[[ Input, beginning ]]
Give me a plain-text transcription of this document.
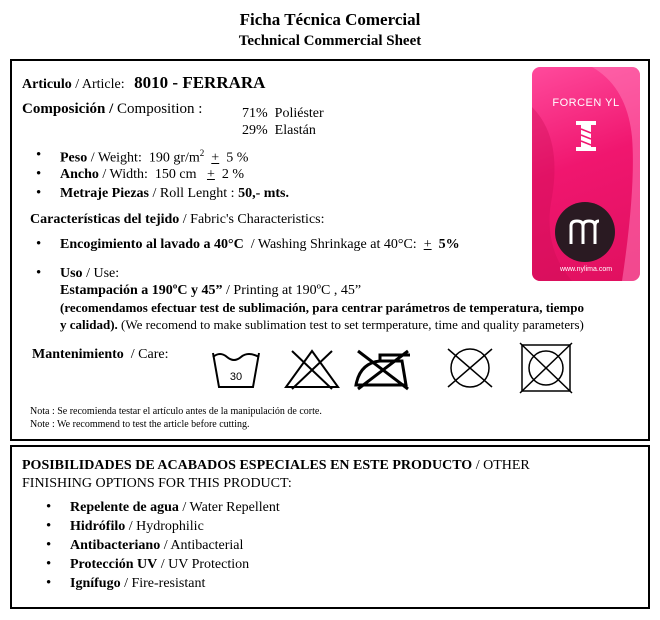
Ficha Técnica Comercial
Technical Commercial Sheet
Articulo / Article: 8010 - FERRARA
Composición / Composition :	71% Poliéster
29% Elastán
• Peso / Weight: 190 $gr/m^2 + 5$ %
• Ancho / Width: 150 cm + 2 %
• Metraje Piezas / Roll Lenght : 50,- mts.
Características del tejido / Fabric's Characteristics:
• Encogimiento al lavado a 40°C / Washing Shrinkage at 40°C: + 5%
• Uso / Use:
Estampación a 190ºC y 45” / Printing at 190ºC , 45”
(recomendamos efectuar test de sublimación, para centrar parámetros de temperatura, tiempo
y calidad). (We recomend to make sublimation test to set termperature, time and quality parameters)
Mantenimiento / Care:
30
Nota : Se recomienda testar el artículo antes de la manipulación de corte.
Note : We recommend to test the article before cutting.
FORCEN YL
www.nylima.com
POSIBILIDADES DE ACABADOS ESPECIALES EN ESTE PRODUCTO / OTHER
FINISHING OPTIONS FOR THIS PRODUCT:
• Repelente de agua / Water Repellent
• Hidrófilo / Hydrophilic
• Antibacteriano / Antibacterial
• Protección UV / UV Protection
• Ignífugo / Fire-resistant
[[ Input, end ]]
Directions for this task. Write out the material above once more, exactly as it reads, with no pictures.

Exercise response.
Give me a plain-text transcription of this document.
Ficha Técnica Comercial
Technical Commercial Sheet
Articulo / Article: 8010 - FERRARA
Composición / Composition :	71% Poliéster
29% Elastán
• Peso / Weight: 190 $gr/m^2 + 5$ %
• Ancho / Width: 150 cm + 2 %
• Metraje Piezas / Roll Lenght : 50,- mts.
Características del tejido / Fabric's Characteristics:
• Encogimiento al lavado a 40°C / Washing Shrinkage at 40°C: + 5%
• Uso / Use:
Estampación a 190ºC y 45” / Printing at 190ºC , 45”
(recomendamos efectuar test de sublimación, para centrar parámetros de temperatura, tiempo
y calidad). (We recomend to make sublimation test to set termperature, time and quality parameters)
Mantenimiento / Care:
30
Nota : Se recomienda testar el artículo antes de la manipulación de corte.
Note : We recommend to test the article before cutting.
FORCEN YL
www.nylima.com
POSIBILIDADES DE ACABADOS ESPECIALES EN ESTE PRODUCTO / OTHER
FINISHING OPTIONS FOR THIS PRODUCT:
• Repelente de agua / Water Repellent
• Hidrófilo / Hydrophilic
• Antibacteriano / Antibacterial
• Protección UV / UV Protection
• Ignífugo / Fire-resistant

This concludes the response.